**WHAT NEEDS TO BE DONE**:
Go through the listing and write out all of it exactly.

:: PROVIDED MATERIAL

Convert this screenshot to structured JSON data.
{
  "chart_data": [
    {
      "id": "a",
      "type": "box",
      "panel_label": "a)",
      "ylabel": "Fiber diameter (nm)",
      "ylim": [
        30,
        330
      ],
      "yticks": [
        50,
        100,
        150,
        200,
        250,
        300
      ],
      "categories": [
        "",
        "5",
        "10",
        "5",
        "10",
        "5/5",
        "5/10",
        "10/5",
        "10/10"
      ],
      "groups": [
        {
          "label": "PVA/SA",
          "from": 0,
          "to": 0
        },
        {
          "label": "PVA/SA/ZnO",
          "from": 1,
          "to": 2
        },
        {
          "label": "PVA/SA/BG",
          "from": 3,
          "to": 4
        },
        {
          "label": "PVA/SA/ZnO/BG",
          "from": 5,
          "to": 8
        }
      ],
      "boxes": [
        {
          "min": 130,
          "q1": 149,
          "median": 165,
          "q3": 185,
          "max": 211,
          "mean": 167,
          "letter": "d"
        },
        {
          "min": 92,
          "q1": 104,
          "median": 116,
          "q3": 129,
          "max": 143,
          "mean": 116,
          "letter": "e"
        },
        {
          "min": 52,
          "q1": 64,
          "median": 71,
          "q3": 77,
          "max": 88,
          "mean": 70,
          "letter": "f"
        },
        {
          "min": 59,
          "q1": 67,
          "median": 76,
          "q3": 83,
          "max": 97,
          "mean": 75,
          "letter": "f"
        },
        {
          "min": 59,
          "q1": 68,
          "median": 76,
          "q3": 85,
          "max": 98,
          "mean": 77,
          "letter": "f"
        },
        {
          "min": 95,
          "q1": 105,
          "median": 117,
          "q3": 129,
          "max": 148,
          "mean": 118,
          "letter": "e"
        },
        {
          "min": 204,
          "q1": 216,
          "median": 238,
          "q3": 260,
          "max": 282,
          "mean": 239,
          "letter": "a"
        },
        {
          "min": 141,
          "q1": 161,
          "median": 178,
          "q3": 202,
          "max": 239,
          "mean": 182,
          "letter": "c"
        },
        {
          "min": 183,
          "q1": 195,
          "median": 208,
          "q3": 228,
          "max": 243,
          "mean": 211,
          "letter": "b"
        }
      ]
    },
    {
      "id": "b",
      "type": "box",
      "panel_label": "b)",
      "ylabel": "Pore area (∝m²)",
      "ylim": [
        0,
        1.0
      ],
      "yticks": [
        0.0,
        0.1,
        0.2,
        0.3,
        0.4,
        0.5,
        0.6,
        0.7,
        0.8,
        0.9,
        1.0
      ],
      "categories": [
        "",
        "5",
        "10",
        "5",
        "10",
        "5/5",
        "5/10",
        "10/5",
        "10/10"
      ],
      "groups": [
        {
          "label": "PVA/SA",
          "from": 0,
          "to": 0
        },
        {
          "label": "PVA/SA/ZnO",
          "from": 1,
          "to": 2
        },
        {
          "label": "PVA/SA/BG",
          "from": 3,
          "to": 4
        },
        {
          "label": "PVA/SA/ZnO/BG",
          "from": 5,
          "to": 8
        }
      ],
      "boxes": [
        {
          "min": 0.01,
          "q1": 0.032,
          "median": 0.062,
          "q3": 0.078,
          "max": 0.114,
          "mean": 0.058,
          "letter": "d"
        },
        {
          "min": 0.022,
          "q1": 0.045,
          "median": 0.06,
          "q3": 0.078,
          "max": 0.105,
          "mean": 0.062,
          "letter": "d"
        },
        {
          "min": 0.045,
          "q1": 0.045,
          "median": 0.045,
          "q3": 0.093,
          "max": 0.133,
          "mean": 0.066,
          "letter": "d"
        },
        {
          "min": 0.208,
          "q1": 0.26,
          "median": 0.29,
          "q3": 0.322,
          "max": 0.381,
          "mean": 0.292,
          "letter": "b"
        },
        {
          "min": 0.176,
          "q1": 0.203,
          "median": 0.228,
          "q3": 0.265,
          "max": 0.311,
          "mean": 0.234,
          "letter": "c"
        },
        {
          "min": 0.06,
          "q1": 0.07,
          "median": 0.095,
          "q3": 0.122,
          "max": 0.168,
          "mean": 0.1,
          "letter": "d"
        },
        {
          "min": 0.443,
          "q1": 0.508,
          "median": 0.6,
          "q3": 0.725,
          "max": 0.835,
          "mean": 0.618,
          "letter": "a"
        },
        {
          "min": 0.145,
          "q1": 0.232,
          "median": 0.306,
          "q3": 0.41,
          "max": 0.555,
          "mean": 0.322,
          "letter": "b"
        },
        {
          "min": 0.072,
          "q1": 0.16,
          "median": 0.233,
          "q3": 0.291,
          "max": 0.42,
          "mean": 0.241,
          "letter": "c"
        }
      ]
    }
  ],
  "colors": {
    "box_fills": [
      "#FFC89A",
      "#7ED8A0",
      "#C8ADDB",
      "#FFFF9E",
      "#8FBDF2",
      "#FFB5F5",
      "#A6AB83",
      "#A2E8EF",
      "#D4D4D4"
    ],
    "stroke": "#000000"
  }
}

::::

**IN RESPONSE**:
Convert this screenshot to structured JSON data.
{
  "chart_data": [
    {
      "id": "a",
      "type": "box",
      "panel_label": "a)",
      "ylabel": "Fiber diameter (nm)",
      "ylim": [
        30,
        330
      ],
      "yticks": [
        50,
        100,
        150,
        200,
        250,
        300
      ],
      "categories": [
        "",
        "5",
        "10",
        "5",
        "10",
        "5/5",
        "5/10",
        "10/5",
        "10/10"
      ],
      "groups": [
        {
          "label": "PVA/SA",
          "from": 0,
          "to": 0
        },
        {
          "label": "PVA/SA/ZnO",
          "from": 1,
          "to": 2
        },
        {
          "label": "PVA/SA/BG",
          "from": 3,
          "to": 4
        },
        {
          "label": "PVA/SA/ZnO/BG",
          "from": 5,
          "to": 8
        }
      ],
      "boxes": [
        {
          "min": 130,
          "q1": 149,
          "median": 165,
          "q3": 185,
          "max": 211,
          "mean": 167,
          "letter": "d"
        },
        {
          "min": 92,
          "q1": 104,
          "median": 116,
          "q3": 129,
          "max": 143,
          "mean": 116,
          "letter": "e"
        },
        {
          "min": 52,
          "q1": 64,
          "median": 71,
          "q3": 77,
          "max": 88,
          "mean": 70,
          "letter": "f"
        },
        {
          "min": 59,
          "q1": 67,
          "median": 76,
          "q3": 83,
          "max": 97,
          "mean": 75,
          "letter": "f"
        },
        {
          "min": 59,
          "q1": 68,
          "median": 76,
          "q3": 85,
          "max": 98,
          "mean": 77,
          "letter": "f"
        },
        {
          "min": 95,
          "q1": 105,
          "median": 117,
          "q3": 129,
          "max": 148,
          "mean": 118,
          "letter": "e"
        },
        {
          "min": 204,
          "q1": 216,
          "median": 238,
          "q3": 260,
          "max": 282,
          "mean": 239,
          "letter": "a"
        },
        {
          "min": 141,
          "q1": 161,
          "median": 178,
          "q3": 202,
          "max": 239,
          "mean": 182,
          "letter": "c"
        },
        {
          "min": 183,
          "q1": 195,
          "median": 208,
          "q3": 228,
          "max": 243,
          "mean": 211,
          "letter": "b"
        }
      ]
    },
    {
      "id": "b",
      "type": "box",
      "panel_label": "b)",
      "ylabel": "Pore area (∝m²)",
      "ylim": [
        0,
        1.0
      ],
      "yticks": [
        0.0,
        0.1,
        0.2,
        0.3,
        0.4,
        0.5,
        0.6,
        0.7,
        0.8,
        0.9,
        1.0
      ],
      "categories": [
        "",
        "5",
        "10",
        "5",
        "10",
        "5/5",
        "5/10",
        "10/5",
        "10/10"
      ],
      "groups": [
        {
          "label": "PVA/SA",
          "from": 0,
          "to": 0
        },
        {
          "label": "PVA/SA/ZnO",
          "from": 1,
          "to": 2
        },
        {
          "label": "PVA/SA/BG",
          "from": 3,
          "to": 4
        },
        {
          "label": "PVA/SA/ZnO/BG",
          "from": 5,
          "to": 8
        }
      ],
      "boxes": [
        {
          "min": 0.01,
          "q1": 0.032,
          "median": 0.062,
          "q3": 0.078,
          "max": 0.114,
          "mean": 0.058,
          "letter": "d"
        },
        {
          "min": 0.022,
          "q1": 0.045,
          "median": 0.06,
          "q3": 0.078,
          "max": 0.105,
          "mean": 0.062,
          "letter": "d"
        },
        {
          "min": 0.045,
          "q1": 0.045,
          "median": 0.045,
          "q3": 0.093,
          "max": 0.133,
          "mean": 0.066,
          "letter": "d"
        },
        {
          "min": 0.208,
          "q1": 0.26,
          "median": 0.29,
          "q3": 0.322,
          "max": 0.381,
          "mean": 0.292,
          "letter": "b"
        },
        {
          "min": 0.176,
          "q1": 0.203,
          "median": 0.228,
          "q3": 0.265,
          "max": 0.311,
          "mean": 0.234,
          "letter": "c"
        },
        {
          "min": 0.06,
          "q1": 0.07,
          "median": 0.095,
          "q3": 0.122,
          "max": 0.168,
          "mean": 0.1,
          "letter": "d"
        },
        {
          "min": 0.443,
          "q1": 0.508,
          "median": 0.6,
          "q3": 0.725,
          "max": 0.835,
          "mean": 0.618,
          "letter": "a"
        },
        {
          "min": 0.145,
          "q1": 0.232,
          "median": 0.306,
          "q3": 0.41,
          "max": 0.555,
          "mean": 0.322,
          "letter": "b"
        },
        {
          "min": 0.072,
          "q1": 0.16,
          "median": 0.233,
          "q3": 0.291,
          "max": 0.42,
          "mean": 0.241,
          "letter": "c"
        }
      ]
    }
  ],
  "colors": {
    "box_fills": [
      "#FFC89A",
      "#7ED8A0",
      "#C8ADDB",
      "#FFFF9E",
      "#8FBDF2",
      "#FFB5F5",
      "#A6AB83",
      "#A2E8EF",
      "#D4D4D4"
    ],
    "stroke": "#000000"
  }
}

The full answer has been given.